WRITTEN PROBLEM:
Reproduce the complete listing without any deviation.

EXCERPTED DATA:
--- START ---
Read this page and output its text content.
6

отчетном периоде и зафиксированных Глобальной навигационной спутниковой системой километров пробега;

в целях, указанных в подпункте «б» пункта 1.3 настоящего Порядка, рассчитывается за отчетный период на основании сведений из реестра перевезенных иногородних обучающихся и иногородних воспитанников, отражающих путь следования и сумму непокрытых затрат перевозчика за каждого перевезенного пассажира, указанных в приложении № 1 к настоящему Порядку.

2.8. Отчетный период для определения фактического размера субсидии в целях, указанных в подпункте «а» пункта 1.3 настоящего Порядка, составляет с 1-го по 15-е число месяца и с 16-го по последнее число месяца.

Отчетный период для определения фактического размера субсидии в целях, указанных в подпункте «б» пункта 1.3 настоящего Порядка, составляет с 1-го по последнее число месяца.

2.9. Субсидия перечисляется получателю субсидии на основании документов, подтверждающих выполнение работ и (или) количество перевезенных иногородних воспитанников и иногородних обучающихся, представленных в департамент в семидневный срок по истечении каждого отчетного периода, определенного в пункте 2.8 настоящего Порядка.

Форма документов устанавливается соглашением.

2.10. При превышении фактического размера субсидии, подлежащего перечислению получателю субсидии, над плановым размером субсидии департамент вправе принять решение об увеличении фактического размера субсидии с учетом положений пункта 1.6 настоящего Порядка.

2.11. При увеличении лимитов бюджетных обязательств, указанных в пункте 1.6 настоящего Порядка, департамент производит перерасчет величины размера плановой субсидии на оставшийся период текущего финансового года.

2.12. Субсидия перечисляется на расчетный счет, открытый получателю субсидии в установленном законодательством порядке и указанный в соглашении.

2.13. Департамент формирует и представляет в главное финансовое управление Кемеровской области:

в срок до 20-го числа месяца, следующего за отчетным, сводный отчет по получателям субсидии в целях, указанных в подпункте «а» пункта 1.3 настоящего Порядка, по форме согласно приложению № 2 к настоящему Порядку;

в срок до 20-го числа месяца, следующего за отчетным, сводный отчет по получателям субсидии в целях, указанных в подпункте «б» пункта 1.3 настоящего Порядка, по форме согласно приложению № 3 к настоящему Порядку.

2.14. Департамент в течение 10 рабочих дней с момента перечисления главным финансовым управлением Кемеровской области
--- END ---
SOLUTION FOR THIS PROBLEM:
Read this page and output its text content.
6

отчетном периоде и зафиксированных Глобальной навигационной спутниковой системой километров пробега;

в целях, указанных в подпункте «б» пункта 1.3 настоящего Порядка, рассчитывается за отчетный период на основании сведений из реестра перевезенных иногородних обучающихся и иногородних воспитанников, отражающих путь следования и сумму непокрытых затрат перевозчика за каждого перевезенного пассажира, указанных в приложении № 1 к настоящему Порядку.

2.8. Отчетный период для определения фактического размера субсидии в целях, указанных в подпункте «а» пункта 1.3 настоящего Порядка, составляет с 1-го по 15-е число месяца и с 16-го по последнее число месяца.

Отчетный период для определения фактического размера субсидии в целях, указанных в подпункте «б» пункта 1.3 настоящего Порядка, составляет с 1-го по последнее число месяца.

2.9. Субсидия перечисляется получателю субсидии на основании документов, подтверждающих выполнение работ и (или) количество перевезенных иногородних воспитанников и иногородних обучающихся, представленных в департамент в семидневный срок по истечении каждого отчетного периода, определенного в пункте 2.8 настоящего Порядка.

Форма документов устанавливается соглашением.

2.10. При превышении фактического размера субсидии, подлежащего перечислению получателю субсидии, над плановым размером субсидии департамент вправе принять решение об увеличении фактического размера субсидии с учетом положений пункта 1.6 настоящего Порядка.

2.11. При увеличении лимитов бюджетных обязательств, указанных в пункте 1.6 настоящего Порядка, департамент производит перерасчет величины размера плановой субсидии на оставшийся период текущего финансового года.

2.12. Субсидия перечисляется на расчетный счет, открытый получателю субсидии в установленном законодательством порядке и указанный в соглашении.

2.13. Департамент формирует и представляет в главное финансовое управление Кемеровской области:

в срок до 20-го числа месяца, следующего за отчетным, сводный отчет по получателям субсидии в целях, указанных в подпункте «а» пункта 1.3 настоящего Порядка, по форме согласно приложению № 2 к настоящему Порядку;

в срок до 20-го числа месяца, следующего за отчетным, сводный отчет по получателям субсидии в целях, указанных в подпункте «б» пункта 1.3 настоящего Порядка, по форме согласно приложению № 3 к настоящему Порядку.

2.14. Департамент в течение 10 рабочих дней с момента перечисления главным финансовым управлением Кемеровской области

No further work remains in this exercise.